* _DIRECTIVE_
Where a line below holds the string "bucket", copy that line.

[Stored data entries]

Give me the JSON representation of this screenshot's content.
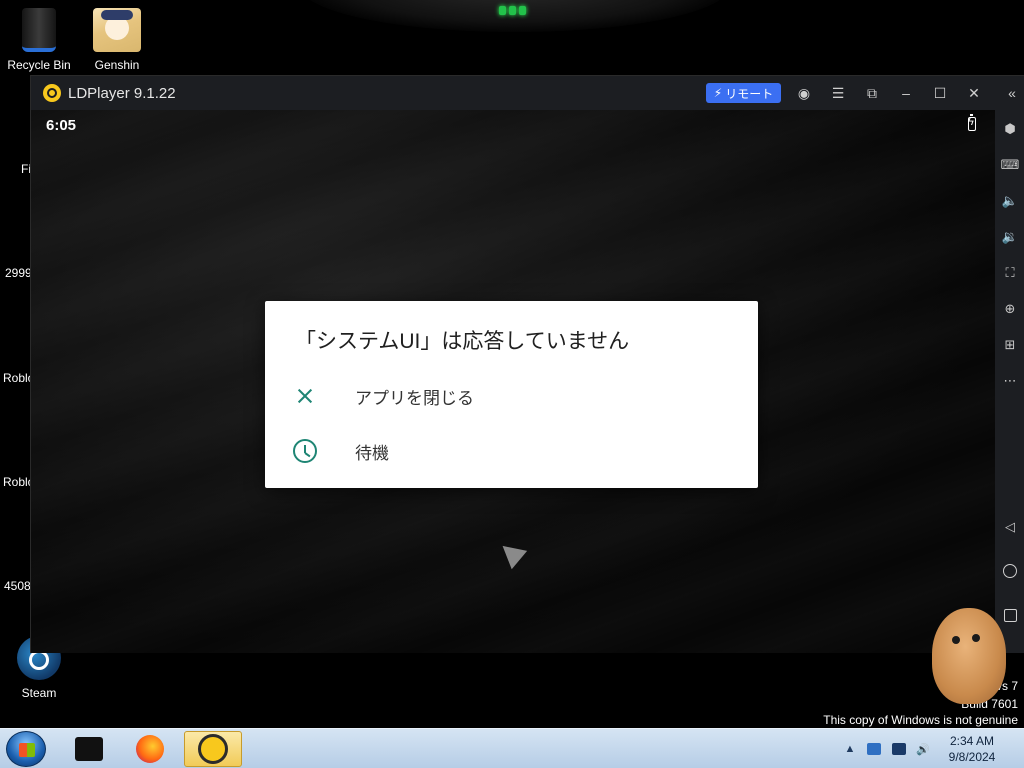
{
  "desktop": {
    "icons": {
      "recycle_bin": "Recycle Bin",
      "genshin": "Genshin",
      "steam": "Steam"
    },
    "partial_labels": [
      "Fi",
      "2999",
      "Roblo",
      "Roblo",
      "4508"
    ],
    "genuine_notice": {
      "line1": "vs 7",
      "line2": "Build 7601",
      "line3": "This copy of Windows is not genuine"
    }
  },
  "ldplayer": {
    "title": "LDPlayer 9.1.22",
    "remote_label": "リモート",
    "status_time": "6:05",
    "dialog": {
      "title": "「システムUI」は応答していません",
      "options": [
        {
          "label": "アプリを閉じる",
          "icon": "close-icon"
        },
        {
          "label": "待機",
          "icon": "clock-icon"
        }
      ]
    },
    "colors": {
      "accent": "#1e8574",
      "remote_button": "#3b6ff2",
      "titlebar": "#1c1e22"
    }
  },
  "taskbar": {
    "time": "2:34 AM",
    "date": "9/8/2024"
  }
}
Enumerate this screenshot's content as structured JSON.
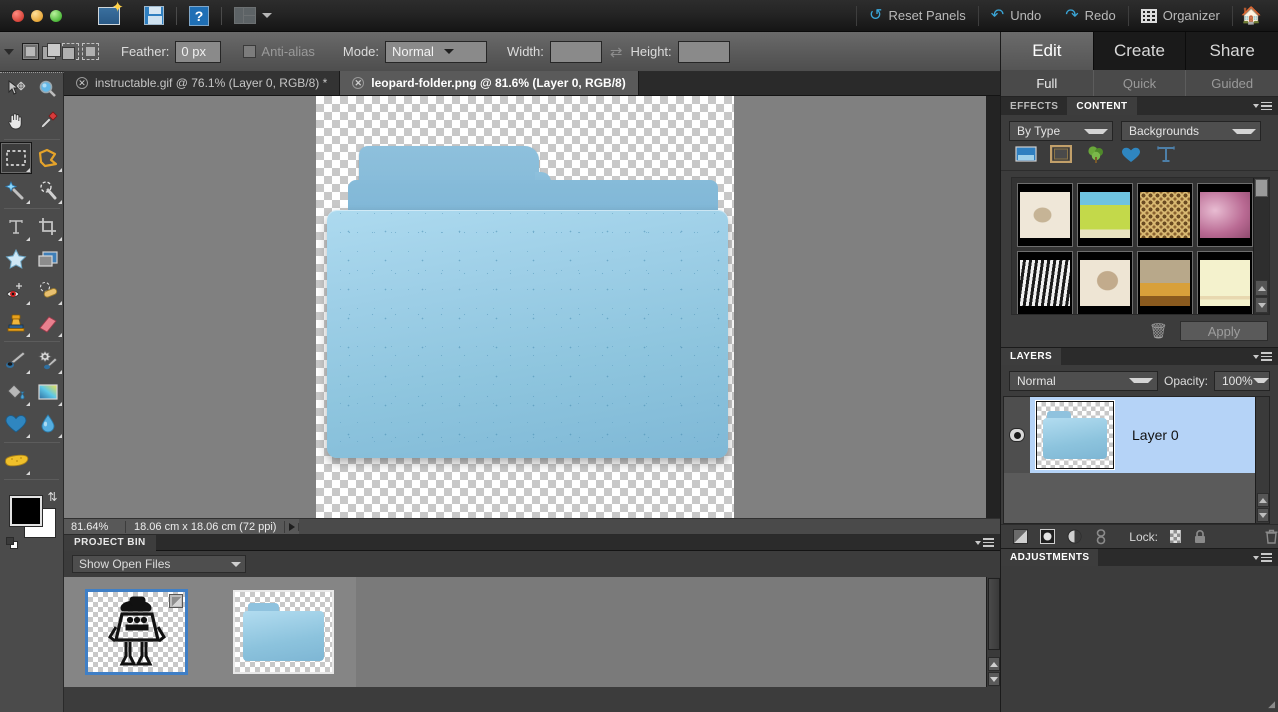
{
  "topbar": {
    "icons": [
      {
        "name": "new-file-icon",
        "label": "New"
      },
      {
        "name": "save-icon",
        "label": "Save"
      },
      {
        "name": "help-icon",
        "label": "?"
      },
      {
        "name": "layout-icon",
        "label": "Layout"
      }
    ],
    "right_items": [
      {
        "name": "reset-panels-button",
        "label": "Reset Panels",
        "icon": "↺"
      },
      {
        "name": "undo-button",
        "label": "Undo",
        "icon": "↶"
      },
      {
        "name": "redo-button",
        "label": "Redo",
        "icon": "↷"
      },
      {
        "name": "organizer-button",
        "label": "Organizer",
        "icon": "grid"
      },
      {
        "name": "home-button",
        "label": "",
        "icon": "home"
      }
    ],
    "accent_color": "#3aa6d8"
  },
  "options_bar": {
    "feather_label": "Feather:",
    "feather_value": "0 px",
    "antialias_label": "Anti-alias",
    "mode_label": "Mode:",
    "mode_value": "Normal",
    "width_label": "Width:",
    "width_value": "",
    "height_label": "Height:",
    "height_value": "",
    "swap_icon": "⇄"
  },
  "tools": [
    {
      "name": "move-tool",
      "glyph": "move"
    },
    {
      "name": "zoom-tool",
      "glyph": "zoom"
    },
    {
      "name": "hand-tool",
      "glyph": "hand"
    },
    {
      "name": "eyedropper-tool",
      "glyph": "eyedropper"
    },
    {
      "name": "rectangular-marquee-tool",
      "glyph": "marquee",
      "selected": true
    },
    {
      "name": "lasso-tool",
      "glyph": "lasso"
    },
    {
      "name": "magic-wand-tool",
      "glyph": "wand"
    },
    {
      "name": "quick-selection-tool",
      "glyph": "quickselect"
    },
    {
      "name": "type-tool",
      "glyph": "type"
    },
    {
      "name": "crop-tool",
      "glyph": "crop"
    },
    {
      "name": "cookie-cutter-tool",
      "glyph": "cookie"
    },
    {
      "name": "straighten-tool",
      "glyph": "straighten"
    },
    {
      "name": "red-eye-removal-tool",
      "glyph": "redeye"
    },
    {
      "name": "healing-brush-tool",
      "glyph": "healing"
    },
    {
      "name": "clone-stamp-tool",
      "glyph": "stamp"
    },
    {
      "name": "eraser-tool",
      "glyph": "eraser"
    },
    {
      "name": "brush-tool",
      "glyph": "brush"
    },
    {
      "name": "smart-brush-tool",
      "glyph": "smartbrush"
    },
    {
      "name": "paint-bucket-tool",
      "glyph": "bucket"
    },
    {
      "name": "gradient-tool",
      "glyph": "gradient"
    },
    {
      "name": "shape-tool",
      "glyph": "shape"
    },
    {
      "name": "blur-tool",
      "glyph": "blur"
    },
    {
      "name": "sponge-tool",
      "glyph": "sponge"
    }
  ],
  "color_swatch": {
    "foreground": "#000000",
    "background": "#ffffff",
    "swap_icon": "⇅"
  },
  "document_tabs": [
    {
      "name": "tab-instructable",
      "label": "instructable.gif @ 76.1% (Layer 0, RGB/8) *",
      "active": false
    },
    {
      "name": "tab-leopard-folder",
      "label": "leopard-folder.png @ 81.6% (Layer 0, RGB/8)",
      "active": true
    }
  ],
  "status_bar": {
    "zoom": "81.64%",
    "dimensions": "18.06 cm x 18.06 cm (72 ppi)"
  },
  "project_bin": {
    "title": "PROJECT BIN",
    "filter_value": "Show Open Files",
    "items": [
      {
        "name": "bin-item-instructable",
        "selected": true
      },
      {
        "name": "bin-item-leopard-folder",
        "selected": false
      }
    ]
  },
  "right_panel": {
    "mode_tabs": [
      {
        "name": "tab-edit",
        "label": "Edit",
        "active": true
      },
      {
        "name": "tab-create",
        "label": "Create",
        "active": false
      },
      {
        "name": "tab-share",
        "label": "Share",
        "active": false
      }
    ],
    "sub_tabs": [
      {
        "name": "tab-full",
        "label": "Full",
        "active": true
      },
      {
        "name": "tab-quick",
        "label": "Quick",
        "active": false
      },
      {
        "name": "tab-guided",
        "label": "Guided",
        "active": false
      }
    ],
    "content_panel": {
      "tabs": [
        {
          "name": "tab-effects",
          "label": "EFFECTS",
          "active": false
        },
        {
          "name": "tab-content",
          "label": "CONTENT",
          "active": true
        }
      ],
      "filter_by": "By Type",
      "filter_type": "Backgrounds",
      "category_icons": [
        {
          "name": "backgrounds-category-icon"
        },
        {
          "name": "frames-category-icon"
        },
        {
          "name": "graphics-category-icon"
        },
        {
          "name": "shapes-category-icon"
        },
        {
          "name": "text-category-icon"
        }
      ],
      "thumbnails": [
        {
          "name": "thumb-africa-map",
          "c1": "#efe7d8",
          "c2": "#c6b496"
        },
        {
          "name": "thumb-beach-scene",
          "c1": "#6ec3e0",
          "c2": "#c3d94a"
        },
        {
          "name": "thumb-leopard-print",
          "c1": "#d9b972",
          "c2": "#6a4a22"
        },
        {
          "name": "thumb-pink-texture",
          "c1": "#d79ab8",
          "c2": "#8f4a6e"
        },
        {
          "name": "thumb-zebra-print",
          "c1": "#f0f0f0",
          "c2": "#1a1a1a"
        },
        {
          "name": "thumb-asia-map",
          "c1": "#eee5d4",
          "c2": "#c2ab8c"
        },
        {
          "name": "thumb-autumn-harvest",
          "c1": "#d8c08a",
          "c2": "#8a5a1e"
        },
        {
          "name": "thumb-cream-border",
          "c1": "#f4f2cd",
          "c2": "#e8e2a8"
        },
        {
          "name": "thumb-row3-a",
          "c1": "#2a2a2a",
          "c2": "#111111"
        },
        {
          "name": "thumb-row3-b",
          "c1": "#2a2a2a",
          "c2": "#111111"
        },
        {
          "name": "thumb-row3-c",
          "c1": "#2a2a2a",
          "c2": "#111111"
        },
        {
          "name": "thumb-row3-d",
          "c1": "#2a2a2a",
          "c2": "#111111"
        }
      ],
      "trash_icon": "🗑",
      "apply_label": "Apply"
    },
    "layers_panel": {
      "title": "LAYERS",
      "blend_mode": "Normal",
      "opacity_label": "Opacity:",
      "opacity_value": "100%",
      "layers": [
        {
          "name": "layer-row-layer0",
          "label": "Layer 0",
          "visible": true,
          "selected": true
        }
      ],
      "lock_label": "Lock:",
      "footer_icons": [
        {
          "name": "new-layer-icon"
        },
        {
          "name": "new-adjustment-layer-icon"
        },
        {
          "name": "new-fill-layer-icon"
        },
        {
          "name": "link-layers-icon"
        },
        {
          "name": "lock-transparency-icon"
        },
        {
          "name": "lock-all-icon"
        },
        {
          "name": "delete-layer-icon"
        }
      ]
    },
    "adjustments_panel": {
      "title": "ADJUSTMENTS"
    }
  },
  "colors": {
    "accent_blue": "#3aa6d8",
    "panel_bg": "#3c3c3c",
    "canvas_bg": "#808080",
    "selection_blue": "#b5d3f7",
    "folder_blue": "#8ec5de"
  }
}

* _REPLY_
      "name": "paint-bucket-tool",
      "glyph": "bucket"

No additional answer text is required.